*REQUIREMENTS*.
Below are some records. Say in a single number how many of their lines include the word "GHOSTWRITERS".

++++++++

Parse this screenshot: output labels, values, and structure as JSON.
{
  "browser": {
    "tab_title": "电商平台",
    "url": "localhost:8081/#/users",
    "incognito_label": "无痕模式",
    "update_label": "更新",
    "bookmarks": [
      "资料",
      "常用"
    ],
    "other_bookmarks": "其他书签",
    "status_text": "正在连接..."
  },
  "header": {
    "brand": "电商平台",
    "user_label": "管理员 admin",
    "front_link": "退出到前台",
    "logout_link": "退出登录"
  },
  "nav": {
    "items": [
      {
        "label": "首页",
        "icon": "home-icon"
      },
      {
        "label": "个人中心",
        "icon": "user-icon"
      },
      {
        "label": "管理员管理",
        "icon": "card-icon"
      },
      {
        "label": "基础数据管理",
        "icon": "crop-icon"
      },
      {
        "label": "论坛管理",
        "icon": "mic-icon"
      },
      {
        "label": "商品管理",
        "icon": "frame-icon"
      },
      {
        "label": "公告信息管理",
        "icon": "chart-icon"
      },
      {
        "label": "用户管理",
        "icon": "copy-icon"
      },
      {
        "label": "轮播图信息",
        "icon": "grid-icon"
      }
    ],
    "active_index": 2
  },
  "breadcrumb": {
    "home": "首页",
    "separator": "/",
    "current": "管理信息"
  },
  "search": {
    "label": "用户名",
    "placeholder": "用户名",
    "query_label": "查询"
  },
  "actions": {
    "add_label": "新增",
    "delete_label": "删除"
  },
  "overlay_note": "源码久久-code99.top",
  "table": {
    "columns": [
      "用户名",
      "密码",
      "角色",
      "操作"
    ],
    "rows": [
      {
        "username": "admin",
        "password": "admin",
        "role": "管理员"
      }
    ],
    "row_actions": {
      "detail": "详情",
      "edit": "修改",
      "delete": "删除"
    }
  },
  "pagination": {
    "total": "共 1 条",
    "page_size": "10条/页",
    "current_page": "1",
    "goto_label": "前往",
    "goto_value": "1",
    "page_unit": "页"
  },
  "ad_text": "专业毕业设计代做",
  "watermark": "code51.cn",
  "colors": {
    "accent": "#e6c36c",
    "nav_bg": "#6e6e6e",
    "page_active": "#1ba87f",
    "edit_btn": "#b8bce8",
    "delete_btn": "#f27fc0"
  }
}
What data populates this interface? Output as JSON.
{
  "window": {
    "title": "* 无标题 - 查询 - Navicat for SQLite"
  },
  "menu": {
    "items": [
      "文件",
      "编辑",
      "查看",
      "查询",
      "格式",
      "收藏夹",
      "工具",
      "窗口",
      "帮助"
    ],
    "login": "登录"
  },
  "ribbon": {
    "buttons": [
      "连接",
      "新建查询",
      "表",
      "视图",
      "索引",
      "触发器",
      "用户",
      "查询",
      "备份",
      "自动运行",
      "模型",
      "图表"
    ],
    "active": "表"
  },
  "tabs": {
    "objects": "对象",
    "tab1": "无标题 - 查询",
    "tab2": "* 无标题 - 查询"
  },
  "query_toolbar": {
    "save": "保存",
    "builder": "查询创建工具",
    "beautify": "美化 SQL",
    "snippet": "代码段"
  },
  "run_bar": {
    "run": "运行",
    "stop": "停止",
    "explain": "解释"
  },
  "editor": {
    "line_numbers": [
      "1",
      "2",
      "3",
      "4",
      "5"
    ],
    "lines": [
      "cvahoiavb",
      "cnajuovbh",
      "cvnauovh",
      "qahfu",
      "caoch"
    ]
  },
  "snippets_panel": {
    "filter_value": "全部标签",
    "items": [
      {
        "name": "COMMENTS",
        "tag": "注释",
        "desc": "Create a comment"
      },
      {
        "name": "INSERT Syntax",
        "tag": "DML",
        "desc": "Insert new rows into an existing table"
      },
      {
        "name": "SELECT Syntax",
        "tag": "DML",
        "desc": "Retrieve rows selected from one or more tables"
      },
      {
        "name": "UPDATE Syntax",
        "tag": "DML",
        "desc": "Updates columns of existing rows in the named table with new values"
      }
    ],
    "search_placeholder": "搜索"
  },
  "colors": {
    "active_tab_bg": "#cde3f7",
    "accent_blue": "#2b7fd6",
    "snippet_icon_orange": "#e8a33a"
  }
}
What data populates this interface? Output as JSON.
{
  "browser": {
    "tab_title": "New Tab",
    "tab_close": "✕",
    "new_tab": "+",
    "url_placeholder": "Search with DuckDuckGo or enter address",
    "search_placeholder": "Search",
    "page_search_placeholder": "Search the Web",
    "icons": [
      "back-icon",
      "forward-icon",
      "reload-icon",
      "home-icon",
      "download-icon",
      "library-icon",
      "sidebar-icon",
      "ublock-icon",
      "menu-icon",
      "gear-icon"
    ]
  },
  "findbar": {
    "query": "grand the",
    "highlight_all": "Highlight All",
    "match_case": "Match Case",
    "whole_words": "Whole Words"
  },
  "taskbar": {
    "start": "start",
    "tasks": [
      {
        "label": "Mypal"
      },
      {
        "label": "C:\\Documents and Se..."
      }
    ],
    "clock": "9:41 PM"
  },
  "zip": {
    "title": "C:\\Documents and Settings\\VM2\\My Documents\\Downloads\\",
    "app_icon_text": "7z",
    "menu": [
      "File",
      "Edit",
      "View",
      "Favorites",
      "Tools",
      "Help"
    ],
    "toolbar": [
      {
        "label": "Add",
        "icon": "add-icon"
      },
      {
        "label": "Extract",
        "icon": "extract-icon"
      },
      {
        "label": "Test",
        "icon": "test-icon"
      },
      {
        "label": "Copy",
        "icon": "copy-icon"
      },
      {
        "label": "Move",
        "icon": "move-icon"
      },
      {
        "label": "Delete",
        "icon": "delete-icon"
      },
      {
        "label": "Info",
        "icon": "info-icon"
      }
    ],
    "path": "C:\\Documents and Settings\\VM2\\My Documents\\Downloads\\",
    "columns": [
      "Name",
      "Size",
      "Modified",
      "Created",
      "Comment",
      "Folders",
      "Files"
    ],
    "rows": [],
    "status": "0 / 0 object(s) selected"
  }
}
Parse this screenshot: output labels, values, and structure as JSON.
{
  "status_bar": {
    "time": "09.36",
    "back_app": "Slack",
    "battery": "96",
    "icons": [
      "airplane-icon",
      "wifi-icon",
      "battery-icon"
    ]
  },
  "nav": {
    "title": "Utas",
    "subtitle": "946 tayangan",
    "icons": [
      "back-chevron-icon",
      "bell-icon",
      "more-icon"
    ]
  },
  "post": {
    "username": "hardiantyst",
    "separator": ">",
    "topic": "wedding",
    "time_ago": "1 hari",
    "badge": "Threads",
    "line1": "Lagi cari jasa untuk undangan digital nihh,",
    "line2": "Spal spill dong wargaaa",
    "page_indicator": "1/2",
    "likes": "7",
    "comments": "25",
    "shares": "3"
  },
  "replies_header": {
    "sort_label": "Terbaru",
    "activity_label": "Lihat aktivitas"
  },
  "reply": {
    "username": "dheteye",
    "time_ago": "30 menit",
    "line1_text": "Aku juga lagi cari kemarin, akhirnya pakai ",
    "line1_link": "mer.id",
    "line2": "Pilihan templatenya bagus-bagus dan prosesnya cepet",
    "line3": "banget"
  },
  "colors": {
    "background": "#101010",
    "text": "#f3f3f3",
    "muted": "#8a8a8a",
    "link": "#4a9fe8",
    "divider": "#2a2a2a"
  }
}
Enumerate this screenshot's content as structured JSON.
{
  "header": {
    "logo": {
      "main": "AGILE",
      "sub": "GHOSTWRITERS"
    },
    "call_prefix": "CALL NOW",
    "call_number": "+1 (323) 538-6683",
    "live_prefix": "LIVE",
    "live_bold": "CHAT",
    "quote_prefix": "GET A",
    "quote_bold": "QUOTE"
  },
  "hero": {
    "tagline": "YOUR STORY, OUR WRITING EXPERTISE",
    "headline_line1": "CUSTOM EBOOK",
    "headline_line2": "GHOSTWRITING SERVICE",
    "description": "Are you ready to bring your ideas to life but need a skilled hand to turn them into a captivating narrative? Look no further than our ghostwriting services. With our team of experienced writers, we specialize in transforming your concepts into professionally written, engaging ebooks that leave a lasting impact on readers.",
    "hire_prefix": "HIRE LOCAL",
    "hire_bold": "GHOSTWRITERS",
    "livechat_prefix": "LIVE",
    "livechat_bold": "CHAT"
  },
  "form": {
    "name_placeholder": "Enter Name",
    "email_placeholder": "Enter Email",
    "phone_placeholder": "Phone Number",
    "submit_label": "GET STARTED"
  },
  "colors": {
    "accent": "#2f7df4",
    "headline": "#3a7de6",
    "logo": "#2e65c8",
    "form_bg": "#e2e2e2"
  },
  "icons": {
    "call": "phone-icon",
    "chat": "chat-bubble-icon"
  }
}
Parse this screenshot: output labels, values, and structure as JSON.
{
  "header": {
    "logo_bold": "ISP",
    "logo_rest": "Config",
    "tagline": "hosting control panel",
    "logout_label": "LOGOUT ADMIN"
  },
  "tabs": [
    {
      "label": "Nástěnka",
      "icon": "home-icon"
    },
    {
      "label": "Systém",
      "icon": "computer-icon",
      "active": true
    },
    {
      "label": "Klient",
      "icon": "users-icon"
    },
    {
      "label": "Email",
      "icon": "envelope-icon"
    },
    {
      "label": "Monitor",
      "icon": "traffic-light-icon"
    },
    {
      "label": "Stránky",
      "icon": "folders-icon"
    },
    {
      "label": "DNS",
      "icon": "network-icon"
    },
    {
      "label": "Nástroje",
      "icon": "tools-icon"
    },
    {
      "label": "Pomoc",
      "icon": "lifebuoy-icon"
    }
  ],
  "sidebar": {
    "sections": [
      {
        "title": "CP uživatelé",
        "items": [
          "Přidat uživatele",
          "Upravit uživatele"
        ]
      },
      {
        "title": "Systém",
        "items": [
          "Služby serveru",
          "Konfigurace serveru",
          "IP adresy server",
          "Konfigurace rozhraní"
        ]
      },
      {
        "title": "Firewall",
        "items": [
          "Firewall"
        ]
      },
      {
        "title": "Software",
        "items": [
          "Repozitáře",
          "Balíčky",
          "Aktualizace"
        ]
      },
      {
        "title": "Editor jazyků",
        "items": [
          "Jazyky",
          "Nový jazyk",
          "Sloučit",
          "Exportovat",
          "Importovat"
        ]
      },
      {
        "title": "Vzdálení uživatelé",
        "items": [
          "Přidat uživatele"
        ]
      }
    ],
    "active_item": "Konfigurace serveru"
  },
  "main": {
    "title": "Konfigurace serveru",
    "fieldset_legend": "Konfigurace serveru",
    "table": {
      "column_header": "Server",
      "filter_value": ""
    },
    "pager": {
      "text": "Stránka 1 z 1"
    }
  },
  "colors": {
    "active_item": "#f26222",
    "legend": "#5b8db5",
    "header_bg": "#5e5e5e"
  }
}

++++++++

*WRITTEN ANSWER*.
2